## BEGIN Material shown

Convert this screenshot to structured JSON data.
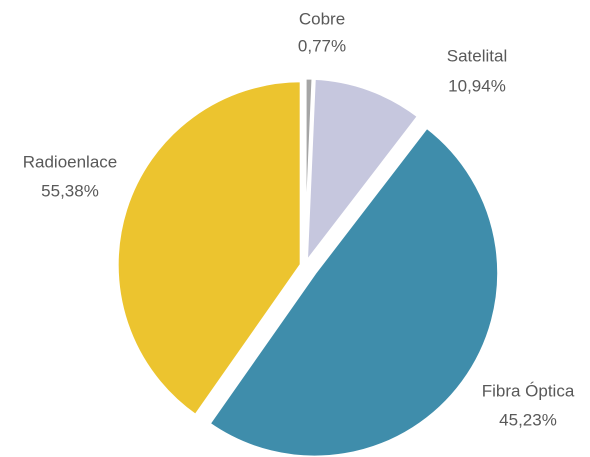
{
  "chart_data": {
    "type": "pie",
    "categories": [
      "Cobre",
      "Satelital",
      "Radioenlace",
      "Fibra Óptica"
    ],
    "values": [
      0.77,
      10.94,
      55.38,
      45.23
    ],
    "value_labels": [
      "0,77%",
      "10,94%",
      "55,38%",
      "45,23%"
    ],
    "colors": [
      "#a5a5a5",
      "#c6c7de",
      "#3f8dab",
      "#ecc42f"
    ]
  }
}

## END Material shown
## BEGIN Material shown

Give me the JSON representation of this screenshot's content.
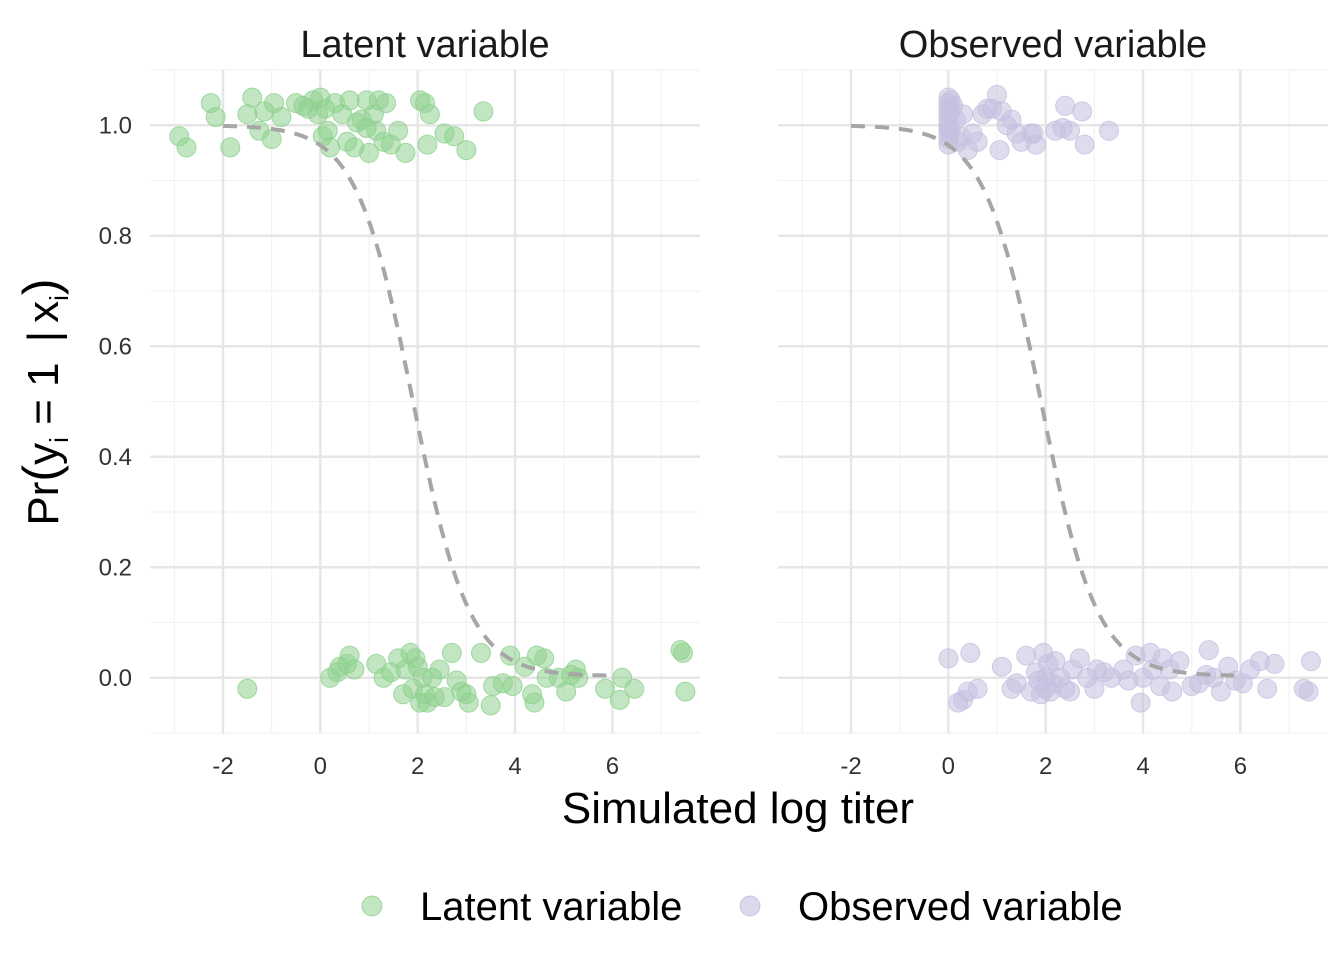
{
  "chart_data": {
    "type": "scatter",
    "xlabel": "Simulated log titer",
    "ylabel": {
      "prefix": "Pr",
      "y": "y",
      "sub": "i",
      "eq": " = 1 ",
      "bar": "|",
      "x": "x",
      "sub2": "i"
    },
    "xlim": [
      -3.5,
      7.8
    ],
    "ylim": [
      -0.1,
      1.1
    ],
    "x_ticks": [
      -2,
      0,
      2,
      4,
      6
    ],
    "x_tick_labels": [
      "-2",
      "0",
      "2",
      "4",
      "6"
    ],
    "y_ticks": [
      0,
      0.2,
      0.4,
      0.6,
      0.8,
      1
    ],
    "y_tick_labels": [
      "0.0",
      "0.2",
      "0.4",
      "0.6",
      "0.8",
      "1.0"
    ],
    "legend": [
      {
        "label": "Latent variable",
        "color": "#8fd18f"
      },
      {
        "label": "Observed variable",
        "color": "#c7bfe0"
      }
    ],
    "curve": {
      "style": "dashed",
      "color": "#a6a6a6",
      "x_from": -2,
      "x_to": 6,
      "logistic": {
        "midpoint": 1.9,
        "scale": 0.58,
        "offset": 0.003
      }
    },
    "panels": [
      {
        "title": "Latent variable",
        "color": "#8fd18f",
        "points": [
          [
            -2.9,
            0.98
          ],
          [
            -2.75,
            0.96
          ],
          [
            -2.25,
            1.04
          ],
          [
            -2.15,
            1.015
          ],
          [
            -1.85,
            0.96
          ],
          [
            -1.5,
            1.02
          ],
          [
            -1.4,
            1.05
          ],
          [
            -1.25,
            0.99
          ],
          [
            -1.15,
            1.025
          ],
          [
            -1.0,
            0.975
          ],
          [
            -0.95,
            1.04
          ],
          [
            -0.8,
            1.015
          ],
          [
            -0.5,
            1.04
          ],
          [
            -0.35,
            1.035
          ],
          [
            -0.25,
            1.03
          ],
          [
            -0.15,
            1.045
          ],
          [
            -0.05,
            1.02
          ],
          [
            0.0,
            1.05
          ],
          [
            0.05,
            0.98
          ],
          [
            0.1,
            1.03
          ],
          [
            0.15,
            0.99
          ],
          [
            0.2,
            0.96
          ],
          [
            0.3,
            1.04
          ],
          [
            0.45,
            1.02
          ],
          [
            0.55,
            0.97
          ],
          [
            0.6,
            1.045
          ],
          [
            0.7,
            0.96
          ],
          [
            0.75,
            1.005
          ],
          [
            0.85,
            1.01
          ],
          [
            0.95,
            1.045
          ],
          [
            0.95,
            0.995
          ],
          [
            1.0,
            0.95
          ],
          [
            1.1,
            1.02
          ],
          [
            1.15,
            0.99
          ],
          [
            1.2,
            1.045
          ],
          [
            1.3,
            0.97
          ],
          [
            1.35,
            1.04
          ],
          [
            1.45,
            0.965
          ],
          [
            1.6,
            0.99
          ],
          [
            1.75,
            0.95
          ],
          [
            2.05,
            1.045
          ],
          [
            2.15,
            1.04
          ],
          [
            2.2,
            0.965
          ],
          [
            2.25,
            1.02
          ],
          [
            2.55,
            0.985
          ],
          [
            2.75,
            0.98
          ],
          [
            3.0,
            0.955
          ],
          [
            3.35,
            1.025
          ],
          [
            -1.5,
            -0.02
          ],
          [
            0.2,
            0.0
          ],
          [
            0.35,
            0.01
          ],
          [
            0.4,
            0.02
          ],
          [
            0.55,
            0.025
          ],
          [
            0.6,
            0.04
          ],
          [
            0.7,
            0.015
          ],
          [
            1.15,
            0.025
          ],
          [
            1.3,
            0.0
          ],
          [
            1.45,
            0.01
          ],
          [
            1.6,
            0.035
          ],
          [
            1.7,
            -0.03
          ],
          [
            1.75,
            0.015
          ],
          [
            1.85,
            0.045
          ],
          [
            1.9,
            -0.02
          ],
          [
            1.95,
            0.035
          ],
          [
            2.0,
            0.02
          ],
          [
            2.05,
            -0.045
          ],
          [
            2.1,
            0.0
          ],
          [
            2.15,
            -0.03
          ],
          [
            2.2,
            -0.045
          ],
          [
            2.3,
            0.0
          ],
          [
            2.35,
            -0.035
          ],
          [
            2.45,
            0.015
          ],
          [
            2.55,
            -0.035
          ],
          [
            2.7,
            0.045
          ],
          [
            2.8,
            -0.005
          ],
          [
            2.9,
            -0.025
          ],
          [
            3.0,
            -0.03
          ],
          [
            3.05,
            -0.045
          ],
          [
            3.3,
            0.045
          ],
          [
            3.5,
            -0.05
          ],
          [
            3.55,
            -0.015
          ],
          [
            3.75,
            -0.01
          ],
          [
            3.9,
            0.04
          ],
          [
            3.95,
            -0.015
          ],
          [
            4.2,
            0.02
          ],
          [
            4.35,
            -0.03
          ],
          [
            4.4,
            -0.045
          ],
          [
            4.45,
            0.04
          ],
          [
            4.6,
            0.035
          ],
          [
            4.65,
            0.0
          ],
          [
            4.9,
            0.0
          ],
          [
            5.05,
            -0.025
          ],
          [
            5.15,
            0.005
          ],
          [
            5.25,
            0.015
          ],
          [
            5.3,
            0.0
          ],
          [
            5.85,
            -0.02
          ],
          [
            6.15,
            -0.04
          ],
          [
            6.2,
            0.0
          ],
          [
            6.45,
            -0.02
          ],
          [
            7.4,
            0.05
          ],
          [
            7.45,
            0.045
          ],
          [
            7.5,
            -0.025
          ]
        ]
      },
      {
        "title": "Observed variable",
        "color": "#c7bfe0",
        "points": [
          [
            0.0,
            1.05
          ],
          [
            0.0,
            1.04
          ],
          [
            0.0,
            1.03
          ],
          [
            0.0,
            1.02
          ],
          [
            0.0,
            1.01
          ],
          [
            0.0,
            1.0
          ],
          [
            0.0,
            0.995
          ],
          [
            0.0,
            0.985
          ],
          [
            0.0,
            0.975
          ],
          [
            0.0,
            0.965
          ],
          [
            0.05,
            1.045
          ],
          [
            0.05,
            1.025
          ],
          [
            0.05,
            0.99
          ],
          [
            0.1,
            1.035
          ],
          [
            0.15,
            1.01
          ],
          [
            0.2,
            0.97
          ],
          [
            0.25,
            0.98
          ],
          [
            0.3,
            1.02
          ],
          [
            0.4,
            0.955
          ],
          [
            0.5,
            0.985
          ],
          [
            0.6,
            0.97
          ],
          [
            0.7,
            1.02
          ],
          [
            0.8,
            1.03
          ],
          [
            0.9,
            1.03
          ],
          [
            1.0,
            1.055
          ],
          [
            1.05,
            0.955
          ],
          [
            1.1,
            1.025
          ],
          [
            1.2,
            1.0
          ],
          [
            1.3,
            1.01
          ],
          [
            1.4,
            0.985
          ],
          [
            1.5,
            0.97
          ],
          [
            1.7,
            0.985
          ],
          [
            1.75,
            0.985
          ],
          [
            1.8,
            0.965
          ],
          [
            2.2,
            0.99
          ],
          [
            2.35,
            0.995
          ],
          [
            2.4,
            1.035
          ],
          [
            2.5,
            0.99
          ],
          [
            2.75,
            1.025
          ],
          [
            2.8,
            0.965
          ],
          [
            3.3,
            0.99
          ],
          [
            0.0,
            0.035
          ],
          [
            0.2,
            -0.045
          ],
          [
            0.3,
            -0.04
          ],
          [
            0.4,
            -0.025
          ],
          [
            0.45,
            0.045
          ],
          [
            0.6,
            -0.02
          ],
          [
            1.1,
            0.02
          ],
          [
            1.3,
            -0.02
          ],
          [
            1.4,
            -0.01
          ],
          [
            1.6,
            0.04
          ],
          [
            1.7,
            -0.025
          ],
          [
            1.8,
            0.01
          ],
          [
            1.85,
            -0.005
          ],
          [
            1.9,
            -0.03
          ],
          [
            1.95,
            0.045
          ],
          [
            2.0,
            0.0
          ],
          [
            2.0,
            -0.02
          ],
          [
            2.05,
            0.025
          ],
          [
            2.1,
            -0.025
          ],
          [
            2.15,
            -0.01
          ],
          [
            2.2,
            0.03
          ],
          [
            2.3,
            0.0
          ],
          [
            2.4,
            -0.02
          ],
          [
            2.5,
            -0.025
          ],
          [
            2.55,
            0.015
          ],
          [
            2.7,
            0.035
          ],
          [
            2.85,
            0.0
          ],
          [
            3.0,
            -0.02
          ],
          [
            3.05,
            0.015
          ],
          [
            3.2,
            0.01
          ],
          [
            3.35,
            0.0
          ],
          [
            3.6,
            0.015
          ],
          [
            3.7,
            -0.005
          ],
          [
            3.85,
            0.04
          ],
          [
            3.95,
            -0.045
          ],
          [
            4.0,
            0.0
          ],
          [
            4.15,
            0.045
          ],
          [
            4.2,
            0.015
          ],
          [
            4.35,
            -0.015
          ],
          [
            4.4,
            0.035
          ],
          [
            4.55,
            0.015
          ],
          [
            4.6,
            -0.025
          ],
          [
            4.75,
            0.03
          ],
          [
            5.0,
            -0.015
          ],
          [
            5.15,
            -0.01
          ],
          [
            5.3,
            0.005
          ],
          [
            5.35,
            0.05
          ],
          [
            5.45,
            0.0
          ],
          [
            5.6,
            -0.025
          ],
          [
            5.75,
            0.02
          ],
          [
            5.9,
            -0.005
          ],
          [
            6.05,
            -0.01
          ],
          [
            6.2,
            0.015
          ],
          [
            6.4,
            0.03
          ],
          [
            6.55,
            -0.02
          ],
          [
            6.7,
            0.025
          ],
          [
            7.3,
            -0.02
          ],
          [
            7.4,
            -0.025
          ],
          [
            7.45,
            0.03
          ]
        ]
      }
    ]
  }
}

## END Material shown

▸ Task details
Extract all lines containing the word "this".

▸ Worked solution
Convert this screenshot to structured JSON data.
Give me the JSON representation of this screenshot's content.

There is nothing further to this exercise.